- Dataset extract -
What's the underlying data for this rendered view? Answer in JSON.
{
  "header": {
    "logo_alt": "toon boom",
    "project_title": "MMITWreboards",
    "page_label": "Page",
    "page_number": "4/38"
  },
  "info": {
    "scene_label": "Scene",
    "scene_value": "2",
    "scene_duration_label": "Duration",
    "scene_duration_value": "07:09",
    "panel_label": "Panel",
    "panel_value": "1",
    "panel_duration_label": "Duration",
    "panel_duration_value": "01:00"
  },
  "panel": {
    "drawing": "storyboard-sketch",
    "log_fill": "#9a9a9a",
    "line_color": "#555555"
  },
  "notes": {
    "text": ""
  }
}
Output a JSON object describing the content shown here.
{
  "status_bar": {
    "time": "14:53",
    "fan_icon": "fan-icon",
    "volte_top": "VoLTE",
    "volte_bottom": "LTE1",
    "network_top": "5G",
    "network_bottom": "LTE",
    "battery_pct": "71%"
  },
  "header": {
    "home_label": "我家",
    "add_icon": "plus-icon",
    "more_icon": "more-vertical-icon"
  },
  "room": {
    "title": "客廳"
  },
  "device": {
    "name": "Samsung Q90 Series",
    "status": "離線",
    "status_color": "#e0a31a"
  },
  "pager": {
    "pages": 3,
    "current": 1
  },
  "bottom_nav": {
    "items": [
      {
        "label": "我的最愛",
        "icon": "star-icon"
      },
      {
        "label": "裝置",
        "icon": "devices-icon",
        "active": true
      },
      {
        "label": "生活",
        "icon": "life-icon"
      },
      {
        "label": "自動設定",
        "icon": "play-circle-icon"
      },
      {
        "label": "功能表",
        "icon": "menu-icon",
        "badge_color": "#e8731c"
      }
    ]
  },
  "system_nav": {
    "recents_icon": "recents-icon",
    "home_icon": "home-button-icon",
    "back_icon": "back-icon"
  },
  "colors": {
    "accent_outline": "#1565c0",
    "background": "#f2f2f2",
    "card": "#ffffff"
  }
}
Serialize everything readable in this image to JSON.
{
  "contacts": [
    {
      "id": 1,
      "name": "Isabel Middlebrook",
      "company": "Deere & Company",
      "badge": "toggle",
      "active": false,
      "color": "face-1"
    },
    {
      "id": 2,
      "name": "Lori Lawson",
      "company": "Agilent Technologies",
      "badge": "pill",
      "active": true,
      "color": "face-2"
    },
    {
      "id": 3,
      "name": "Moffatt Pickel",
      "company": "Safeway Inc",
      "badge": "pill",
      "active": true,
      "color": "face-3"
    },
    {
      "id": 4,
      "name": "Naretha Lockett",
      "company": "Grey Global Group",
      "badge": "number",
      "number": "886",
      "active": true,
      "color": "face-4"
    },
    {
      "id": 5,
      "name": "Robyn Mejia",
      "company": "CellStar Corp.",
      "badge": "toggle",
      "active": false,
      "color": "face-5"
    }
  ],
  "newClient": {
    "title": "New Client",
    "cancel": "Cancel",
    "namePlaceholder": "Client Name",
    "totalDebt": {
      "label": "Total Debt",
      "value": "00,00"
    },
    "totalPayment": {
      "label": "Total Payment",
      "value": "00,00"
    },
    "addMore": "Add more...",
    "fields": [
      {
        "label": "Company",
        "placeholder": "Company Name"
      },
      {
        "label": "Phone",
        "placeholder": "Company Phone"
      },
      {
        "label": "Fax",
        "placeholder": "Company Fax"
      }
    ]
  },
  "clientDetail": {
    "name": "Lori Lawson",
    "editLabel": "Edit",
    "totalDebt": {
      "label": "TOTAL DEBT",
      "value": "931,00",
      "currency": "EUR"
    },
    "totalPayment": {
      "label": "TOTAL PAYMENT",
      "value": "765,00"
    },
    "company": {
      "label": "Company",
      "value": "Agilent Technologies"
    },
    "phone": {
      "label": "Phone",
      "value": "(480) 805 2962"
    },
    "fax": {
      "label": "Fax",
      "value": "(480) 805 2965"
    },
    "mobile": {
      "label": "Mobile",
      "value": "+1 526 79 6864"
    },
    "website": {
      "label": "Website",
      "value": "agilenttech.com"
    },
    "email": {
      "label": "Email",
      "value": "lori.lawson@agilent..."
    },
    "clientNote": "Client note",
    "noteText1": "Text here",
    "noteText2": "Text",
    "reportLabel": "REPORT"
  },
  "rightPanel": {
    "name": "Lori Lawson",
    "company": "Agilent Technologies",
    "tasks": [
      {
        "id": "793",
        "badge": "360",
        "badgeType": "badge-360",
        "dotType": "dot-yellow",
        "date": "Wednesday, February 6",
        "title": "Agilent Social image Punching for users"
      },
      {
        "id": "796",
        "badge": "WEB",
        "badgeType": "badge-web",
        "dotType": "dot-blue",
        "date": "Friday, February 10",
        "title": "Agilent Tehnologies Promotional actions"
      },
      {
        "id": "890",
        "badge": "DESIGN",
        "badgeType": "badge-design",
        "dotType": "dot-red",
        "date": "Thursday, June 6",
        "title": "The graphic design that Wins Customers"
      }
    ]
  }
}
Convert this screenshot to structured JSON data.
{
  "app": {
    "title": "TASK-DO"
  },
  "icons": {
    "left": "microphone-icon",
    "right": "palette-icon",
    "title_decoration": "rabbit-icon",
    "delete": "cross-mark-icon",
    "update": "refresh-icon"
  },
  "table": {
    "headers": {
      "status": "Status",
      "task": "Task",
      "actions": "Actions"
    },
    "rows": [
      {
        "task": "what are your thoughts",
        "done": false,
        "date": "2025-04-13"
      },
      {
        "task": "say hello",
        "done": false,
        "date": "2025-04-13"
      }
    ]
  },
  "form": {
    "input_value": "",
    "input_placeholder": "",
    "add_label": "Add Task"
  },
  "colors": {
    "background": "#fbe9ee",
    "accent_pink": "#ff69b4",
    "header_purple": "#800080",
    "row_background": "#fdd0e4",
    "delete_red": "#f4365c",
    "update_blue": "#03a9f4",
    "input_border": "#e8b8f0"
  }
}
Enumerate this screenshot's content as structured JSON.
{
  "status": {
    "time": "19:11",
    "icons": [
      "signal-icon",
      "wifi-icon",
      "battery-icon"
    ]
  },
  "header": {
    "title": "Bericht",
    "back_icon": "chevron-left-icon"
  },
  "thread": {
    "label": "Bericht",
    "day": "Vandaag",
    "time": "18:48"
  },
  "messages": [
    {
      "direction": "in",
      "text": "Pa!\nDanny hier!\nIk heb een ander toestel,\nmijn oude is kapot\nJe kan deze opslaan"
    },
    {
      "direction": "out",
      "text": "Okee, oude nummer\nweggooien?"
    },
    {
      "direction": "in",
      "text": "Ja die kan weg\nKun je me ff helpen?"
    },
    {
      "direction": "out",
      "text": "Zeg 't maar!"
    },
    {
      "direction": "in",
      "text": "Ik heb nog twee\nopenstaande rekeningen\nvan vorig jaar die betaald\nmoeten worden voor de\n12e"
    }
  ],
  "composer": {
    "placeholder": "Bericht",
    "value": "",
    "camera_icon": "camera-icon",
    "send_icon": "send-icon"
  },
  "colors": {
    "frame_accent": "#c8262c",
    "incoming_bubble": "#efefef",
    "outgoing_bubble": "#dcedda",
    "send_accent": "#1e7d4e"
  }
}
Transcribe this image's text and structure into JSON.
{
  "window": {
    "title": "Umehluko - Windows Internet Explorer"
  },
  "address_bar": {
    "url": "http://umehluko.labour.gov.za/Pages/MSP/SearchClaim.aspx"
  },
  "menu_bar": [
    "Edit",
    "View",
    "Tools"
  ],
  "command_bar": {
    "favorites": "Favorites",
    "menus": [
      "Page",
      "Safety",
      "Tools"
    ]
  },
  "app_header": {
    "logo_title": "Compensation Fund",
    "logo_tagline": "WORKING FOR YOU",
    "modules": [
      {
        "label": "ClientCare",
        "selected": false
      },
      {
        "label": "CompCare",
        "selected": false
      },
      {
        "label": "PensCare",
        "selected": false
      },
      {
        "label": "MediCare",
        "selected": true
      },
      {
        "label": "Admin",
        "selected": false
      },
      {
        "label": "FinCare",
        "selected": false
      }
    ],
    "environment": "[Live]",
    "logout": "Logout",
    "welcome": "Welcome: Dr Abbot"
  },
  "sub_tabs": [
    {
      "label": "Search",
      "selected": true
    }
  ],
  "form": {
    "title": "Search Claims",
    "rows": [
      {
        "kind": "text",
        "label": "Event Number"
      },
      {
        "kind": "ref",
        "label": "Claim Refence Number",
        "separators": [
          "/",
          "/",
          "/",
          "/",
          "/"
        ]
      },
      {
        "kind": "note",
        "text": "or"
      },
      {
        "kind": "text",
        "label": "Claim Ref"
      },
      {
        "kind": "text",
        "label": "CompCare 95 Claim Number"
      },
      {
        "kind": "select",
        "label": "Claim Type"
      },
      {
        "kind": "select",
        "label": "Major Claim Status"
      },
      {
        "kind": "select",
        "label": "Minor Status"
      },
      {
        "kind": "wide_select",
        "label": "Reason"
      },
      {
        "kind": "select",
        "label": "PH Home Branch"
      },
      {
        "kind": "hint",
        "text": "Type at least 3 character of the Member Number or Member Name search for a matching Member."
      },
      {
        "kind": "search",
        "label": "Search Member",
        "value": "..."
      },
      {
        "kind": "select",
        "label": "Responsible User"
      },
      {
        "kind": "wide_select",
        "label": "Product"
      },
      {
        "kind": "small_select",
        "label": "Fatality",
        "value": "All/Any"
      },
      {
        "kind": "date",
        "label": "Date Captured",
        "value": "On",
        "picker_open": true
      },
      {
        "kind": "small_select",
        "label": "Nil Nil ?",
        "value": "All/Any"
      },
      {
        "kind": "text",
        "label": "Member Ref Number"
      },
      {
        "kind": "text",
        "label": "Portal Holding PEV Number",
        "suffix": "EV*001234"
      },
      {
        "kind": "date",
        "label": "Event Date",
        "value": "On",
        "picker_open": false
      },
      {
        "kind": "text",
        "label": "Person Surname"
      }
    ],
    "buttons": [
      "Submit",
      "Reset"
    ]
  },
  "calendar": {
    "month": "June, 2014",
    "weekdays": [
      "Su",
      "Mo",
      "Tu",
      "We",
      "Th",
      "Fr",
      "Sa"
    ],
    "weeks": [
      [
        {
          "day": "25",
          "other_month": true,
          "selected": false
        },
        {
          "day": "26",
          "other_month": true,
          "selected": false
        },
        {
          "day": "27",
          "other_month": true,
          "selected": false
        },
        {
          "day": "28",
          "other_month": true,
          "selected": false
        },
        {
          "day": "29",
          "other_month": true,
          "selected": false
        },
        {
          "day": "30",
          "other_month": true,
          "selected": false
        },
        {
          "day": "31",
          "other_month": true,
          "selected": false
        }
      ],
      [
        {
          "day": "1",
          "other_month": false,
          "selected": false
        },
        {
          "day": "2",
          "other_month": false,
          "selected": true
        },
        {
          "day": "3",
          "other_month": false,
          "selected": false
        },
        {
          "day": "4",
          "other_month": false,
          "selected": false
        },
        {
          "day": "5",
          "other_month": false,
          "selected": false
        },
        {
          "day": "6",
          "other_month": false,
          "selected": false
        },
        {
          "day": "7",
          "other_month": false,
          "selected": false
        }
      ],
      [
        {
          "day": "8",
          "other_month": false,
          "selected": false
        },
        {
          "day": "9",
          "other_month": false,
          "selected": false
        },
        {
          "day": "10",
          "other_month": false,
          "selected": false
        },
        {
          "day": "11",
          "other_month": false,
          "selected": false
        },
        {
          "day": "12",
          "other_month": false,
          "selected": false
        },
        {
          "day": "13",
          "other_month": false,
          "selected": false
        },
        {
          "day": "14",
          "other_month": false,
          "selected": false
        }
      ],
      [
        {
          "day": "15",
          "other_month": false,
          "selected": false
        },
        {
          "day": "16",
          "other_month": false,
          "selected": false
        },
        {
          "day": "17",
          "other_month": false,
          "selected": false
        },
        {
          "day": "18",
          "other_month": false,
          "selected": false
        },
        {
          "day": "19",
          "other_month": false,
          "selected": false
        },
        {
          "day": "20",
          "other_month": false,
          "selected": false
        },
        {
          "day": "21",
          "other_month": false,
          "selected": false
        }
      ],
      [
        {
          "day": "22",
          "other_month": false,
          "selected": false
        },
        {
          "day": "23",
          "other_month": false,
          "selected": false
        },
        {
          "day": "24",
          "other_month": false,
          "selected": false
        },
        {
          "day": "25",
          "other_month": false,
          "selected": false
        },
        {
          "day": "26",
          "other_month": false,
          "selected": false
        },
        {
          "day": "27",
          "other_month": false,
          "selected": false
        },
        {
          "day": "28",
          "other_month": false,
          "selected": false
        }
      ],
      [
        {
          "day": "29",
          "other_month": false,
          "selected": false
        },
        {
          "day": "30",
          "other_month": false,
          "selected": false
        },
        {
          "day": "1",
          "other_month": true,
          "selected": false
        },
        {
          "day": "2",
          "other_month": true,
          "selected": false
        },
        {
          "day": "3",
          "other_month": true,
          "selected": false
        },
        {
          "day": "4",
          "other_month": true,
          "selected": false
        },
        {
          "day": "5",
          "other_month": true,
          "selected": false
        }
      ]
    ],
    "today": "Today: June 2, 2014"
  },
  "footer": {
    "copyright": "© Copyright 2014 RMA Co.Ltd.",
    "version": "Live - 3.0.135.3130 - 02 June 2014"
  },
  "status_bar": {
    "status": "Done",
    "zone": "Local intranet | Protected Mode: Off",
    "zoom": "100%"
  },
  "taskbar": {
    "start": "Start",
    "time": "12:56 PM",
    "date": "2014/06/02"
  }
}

- Exercise directions -
Copy out every line from the data above that has "Bericht" in it.

- Solution for this problem -
    "title": "Bericht",
    "label": "Bericht",
    "placeholder": "Bericht",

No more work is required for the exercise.